Records for this task:
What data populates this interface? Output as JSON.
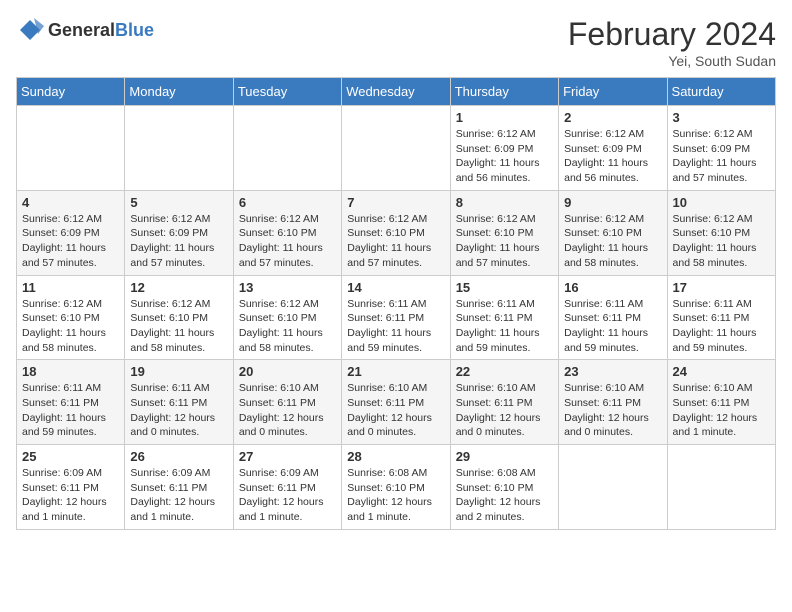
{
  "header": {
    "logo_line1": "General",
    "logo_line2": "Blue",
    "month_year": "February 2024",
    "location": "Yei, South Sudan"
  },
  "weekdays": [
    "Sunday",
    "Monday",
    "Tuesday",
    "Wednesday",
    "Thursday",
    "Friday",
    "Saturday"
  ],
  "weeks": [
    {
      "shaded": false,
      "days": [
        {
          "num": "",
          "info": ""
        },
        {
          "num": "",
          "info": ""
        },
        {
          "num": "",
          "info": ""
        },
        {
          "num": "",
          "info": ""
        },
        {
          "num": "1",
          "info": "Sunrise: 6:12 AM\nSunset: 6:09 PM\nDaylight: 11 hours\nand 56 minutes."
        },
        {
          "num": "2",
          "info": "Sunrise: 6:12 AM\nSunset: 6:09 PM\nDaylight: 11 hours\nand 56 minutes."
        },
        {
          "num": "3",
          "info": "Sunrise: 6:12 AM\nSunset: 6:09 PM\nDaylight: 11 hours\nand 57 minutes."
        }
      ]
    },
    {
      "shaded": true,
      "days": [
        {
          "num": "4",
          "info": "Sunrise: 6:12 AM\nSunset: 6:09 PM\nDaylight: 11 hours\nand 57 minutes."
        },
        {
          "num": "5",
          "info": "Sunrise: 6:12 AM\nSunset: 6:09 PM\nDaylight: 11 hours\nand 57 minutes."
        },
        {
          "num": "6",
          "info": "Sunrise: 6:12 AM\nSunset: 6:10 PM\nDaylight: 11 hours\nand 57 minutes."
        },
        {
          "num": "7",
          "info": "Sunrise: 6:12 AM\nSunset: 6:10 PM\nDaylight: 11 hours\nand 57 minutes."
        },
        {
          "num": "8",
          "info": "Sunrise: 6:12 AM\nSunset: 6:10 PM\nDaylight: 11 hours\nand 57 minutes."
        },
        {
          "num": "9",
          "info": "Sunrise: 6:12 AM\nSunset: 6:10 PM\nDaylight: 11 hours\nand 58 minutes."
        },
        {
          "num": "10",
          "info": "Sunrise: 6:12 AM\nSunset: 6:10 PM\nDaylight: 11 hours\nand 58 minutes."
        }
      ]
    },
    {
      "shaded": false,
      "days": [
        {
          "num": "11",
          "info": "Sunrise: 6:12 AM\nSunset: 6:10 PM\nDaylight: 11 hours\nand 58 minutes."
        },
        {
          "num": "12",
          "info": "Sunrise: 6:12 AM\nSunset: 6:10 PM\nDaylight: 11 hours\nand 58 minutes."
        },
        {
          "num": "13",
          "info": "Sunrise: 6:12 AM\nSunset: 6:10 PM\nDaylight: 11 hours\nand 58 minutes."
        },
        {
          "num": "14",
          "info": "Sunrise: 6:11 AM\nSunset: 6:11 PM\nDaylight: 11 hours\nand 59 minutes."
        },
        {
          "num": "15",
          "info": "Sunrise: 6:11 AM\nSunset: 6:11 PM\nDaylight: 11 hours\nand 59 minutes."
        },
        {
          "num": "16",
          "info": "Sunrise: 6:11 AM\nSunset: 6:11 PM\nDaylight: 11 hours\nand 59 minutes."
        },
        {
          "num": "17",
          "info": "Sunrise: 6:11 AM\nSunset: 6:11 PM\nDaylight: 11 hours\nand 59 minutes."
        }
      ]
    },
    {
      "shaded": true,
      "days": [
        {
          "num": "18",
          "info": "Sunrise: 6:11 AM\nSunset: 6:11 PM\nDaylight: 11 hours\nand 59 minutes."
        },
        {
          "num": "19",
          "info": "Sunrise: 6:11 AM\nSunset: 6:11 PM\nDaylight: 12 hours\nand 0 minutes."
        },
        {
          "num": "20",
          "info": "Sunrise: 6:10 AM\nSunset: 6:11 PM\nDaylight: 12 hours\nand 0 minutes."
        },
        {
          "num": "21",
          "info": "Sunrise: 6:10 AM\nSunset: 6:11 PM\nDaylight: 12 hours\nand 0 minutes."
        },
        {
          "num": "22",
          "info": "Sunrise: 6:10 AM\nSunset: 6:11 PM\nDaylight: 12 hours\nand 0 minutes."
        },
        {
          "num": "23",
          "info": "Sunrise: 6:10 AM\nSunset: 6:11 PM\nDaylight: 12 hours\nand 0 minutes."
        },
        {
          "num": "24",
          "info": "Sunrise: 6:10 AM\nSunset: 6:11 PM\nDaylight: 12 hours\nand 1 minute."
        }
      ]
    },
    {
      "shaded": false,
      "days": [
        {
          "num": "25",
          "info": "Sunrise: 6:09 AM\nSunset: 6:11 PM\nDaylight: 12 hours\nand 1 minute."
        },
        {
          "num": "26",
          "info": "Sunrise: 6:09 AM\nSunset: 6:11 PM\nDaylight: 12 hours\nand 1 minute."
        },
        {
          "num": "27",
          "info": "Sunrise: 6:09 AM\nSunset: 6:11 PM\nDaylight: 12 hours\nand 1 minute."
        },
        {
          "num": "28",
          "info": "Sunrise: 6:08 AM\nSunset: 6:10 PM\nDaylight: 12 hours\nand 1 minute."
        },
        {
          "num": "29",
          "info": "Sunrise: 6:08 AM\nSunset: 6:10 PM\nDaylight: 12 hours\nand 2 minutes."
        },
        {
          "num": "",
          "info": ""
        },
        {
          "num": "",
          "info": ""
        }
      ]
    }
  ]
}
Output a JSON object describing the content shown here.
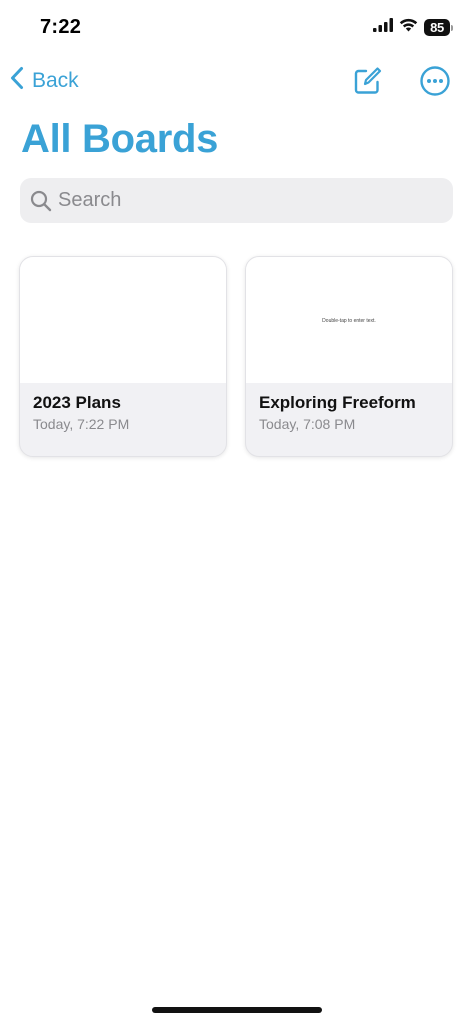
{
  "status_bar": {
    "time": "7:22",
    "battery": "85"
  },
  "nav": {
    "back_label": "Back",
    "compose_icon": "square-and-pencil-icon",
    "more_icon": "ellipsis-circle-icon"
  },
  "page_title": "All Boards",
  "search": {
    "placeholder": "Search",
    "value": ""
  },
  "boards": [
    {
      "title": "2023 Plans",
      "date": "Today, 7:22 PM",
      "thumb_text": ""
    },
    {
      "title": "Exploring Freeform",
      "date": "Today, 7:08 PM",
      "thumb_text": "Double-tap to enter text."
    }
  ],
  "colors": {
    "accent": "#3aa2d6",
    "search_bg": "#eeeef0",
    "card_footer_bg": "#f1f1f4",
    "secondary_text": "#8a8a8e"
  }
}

Given request: Print all entries exactly. The images do not belong in the copy.

Full output:
What data populates this interface? Output as JSON.
{
  "header": {
    "logo_line1": "General",
    "logo_line2": "Blue",
    "month_year": "February 2024",
    "location": "Yei, South Sudan"
  },
  "weekdays": [
    "Sunday",
    "Monday",
    "Tuesday",
    "Wednesday",
    "Thursday",
    "Friday",
    "Saturday"
  ],
  "weeks": [
    {
      "shaded": false,
      "days": [
        {
          "num": "",
          "info": ""
        },
        {
          "num": "",
          "info": ""
        },
        {
          "num": "",
          "info": ""
        },
        {
          "num": "",
          "info": ""
        },
        {
          "num": "1",
          "info": "Sunrise: 6:12 AM\nSunset: 6:09 PM\nDaylight: 11 hours\nand 56 minutes."
        },
        {
          "num": "2",
          "info": "Sunrise: 6:12 AM\nSunset: 6:09 PM\nDaylight: 11 hours\nand 56 minutes."
        },
        {
          "num": "3",
          "info": "Sunrise: 6:12 AM\nSunset: 6:09 PM\nDaylight: 11 hours\nand 57 minutes."
        }
      ]
    },
    {
      "shaded": true,
      "days": [
        {
          "num": "4",
          "info": "Sunrise: 6:12 AM\nSunset: 6:09 PM\nDaylight: 11 hours\nand 57 minutes."
        },
        {
          "num": "5",
          "info": "Sunrise: 6:12 AM\nSunset: 6:09 PM\nDaylight: 11 hours\nand 57 minutes."
        },
        {
          "num": "6",
          "info": "Sunrise: 6:12 AM\nSunset: 6:10 PM\nDaylight: 11 hours\nand 57 minutes."
        },
        {
          "num": "7",
          "info": "Sunrise: 6:12 AM\nSunset: 6:10 PM\nDaylight: 11 hours\nand 57 minutes."
        },
        {
          "num": "8",
          "info": "Sunrise: 6:12 AM\nSunset: 6:10 PM\nDaylight: 11 hours\nand 57 minutes."
        },
        {
          "num": "9",
          "info": "Sunrise: 6:12 AM\nSunset: 6:10 PM\nDaylight: 11 hours\nand 58 minutes."
        },
        {
          "num": "10",
          "info": "Sunrise: 6:12 AM\nSunset: 6:10 PM\nDaylight: 11 hours\nand 58 minutes."
        }
      ]
    },
    {
      "shaded": false,
      "days": [
        {
          "num": "11",
          "info": "Sunrise: 6:12 AM\nSunset: 6:10 PM\nDaylight: 11 hours\nand 58 minutes."
        },
        {
          "num": "12",
          "info": "Sunrise: 6:12 AM\nSunset: 6:10 PM\nDaylight: 11 hours\nand 58 minutes."
        },
        {
          "num": "13",
          "info": "Sunrise: 6:12 AM\nSunset: 6:10 PM\nDaylight: 11 hours\nand 58 minutes."
        },
        {
          "num": "14",
          "info": "Sunrise: 6:11 AM\nSunset: 6:11 PM\nDaylight: 11 hours\nand 59 minutes."
        },
        {
          "num": "15",
          "info": "Sunrise: 6:11 AM\nSunset: 6:11 PM\nDaylight: 11 hours\nand 59 minutes."
        },
        {
          "num": "16",
          "info": "Sunrise: 6:11 AM\nSunset: 6:11 PM\nDaylight: 11 hours\nand 59 minutes."
        },
        {
          "num": "17",
          "info": "Sunrise: 6:11 AM\nSunset: 6:11 PM\nDaylight: 11 hours\nand 59 minutes."
        }
      ]
    },
    {
      "shaded": true,
      "days": [
        {
          "num": "18",
          "info": "Sunrise: 6:11 AM\nSunset: 6:11 PM\nDaylight: 11 hours\nand 59 minutes."
        },
        {
          "num": "19",
          "info": "Sunrise: 6:11 AM\nSunset: 6:11 PM\nDaylight: 12 hours\nand 0 minutes."
        },
        {
          "num": "20",
          "info": "Sunrise: 6:10 AM\nSunset: 6:11 PM\nDaylight: 12 hours\nand 0 minutes."
        },
        {
          "num": "21",
          "info": "Sunrise: 6:10 AM\nSunset: 6:11 PM\nDaylight: 12 hours\nand 0 minutes."
        },
        {
          "num": "22",
          "info": "Sunrise: 6:10 AM\nSunset: 6:11 PM\nDaylight: 12 hours\nand 0 minutes."
        },
        {
          "num": "23",
          "info": "Sunrise: 6:10 AM\nSunset: 6:11 PM\nDaylight: 12 hours\nand 0 minutes."
        },
        {
          "num": "24",
          "info": "Sunrise: 6:10 AM\nSunset: 6:11 PM\nDaylight: 12 hours\nand 1 minute."
        }
      ]
    },
    {
      "shaded": false,
      "days": [
        {
          "num": "25",
          "info": "Sunrise: 6:09 AM\nSunset: 6:11 PM\nDaylight: 12 hours\nand 1 minute."
        },
        {
          "num": "26",
          "info": "Sunrise: 6:09 AM\nSunset: 6:11 PM\nDaylight: 12 hours\nand 1 minute."
        },
        {
          "num": "27",
          "info": "Sunrise: 6:09 AM\nSunset: 6:11 PM\nDaylight: 12 hours\nand 1 minute."
        },
        {
          "num": "28",
          "info": "Sunrise: 6:08 AM\nSunset: 6:10 PM\nDaylight: 12 hours\nand 1 minute."
        },
        {
          "num": "29",
          "info": "Sunrise: 6:08 AM\nSunset: 6:10 PM\nDaylight: 12 hours\nand 2 minutes."
        },
        {
          "num": "",
          "info": ""
        },
        {
          "num": "",
          "info": ""
        }
      ]
    }
  ]
}
Output a JSON object describing the content shown here.
{
  "status_bar": {
    "time": "7:22",
    "battery": "85"
  },
  "nav": {
    "back_label": "Back",
    "compose_icon": "square-and-pencil-icon",
    "more_icon": "ellipsis-circle-icon"
  },
  "page_title": "All Boards",
  "search": {
    "placeholder": "Search",
    "value": ""
  },
  "boards": [
    {
      "title": "2023 Plans",
      "date": "Today, 7:22 PM",
      "thumb_text": ""
    },
    {
      "title": "Exploring Freeform",
      "date": "Today, 7:08 PM",
      "thumb_text": "Double-tap to enter text."
    }
  ],
  "colors": {
    "accent": "#3aa2d6",
    "search_bg": "#eeeef0",
    "card_footer_bg": "#f1f1f4",
    "secondary_text": "#8a8a8e"
  }
}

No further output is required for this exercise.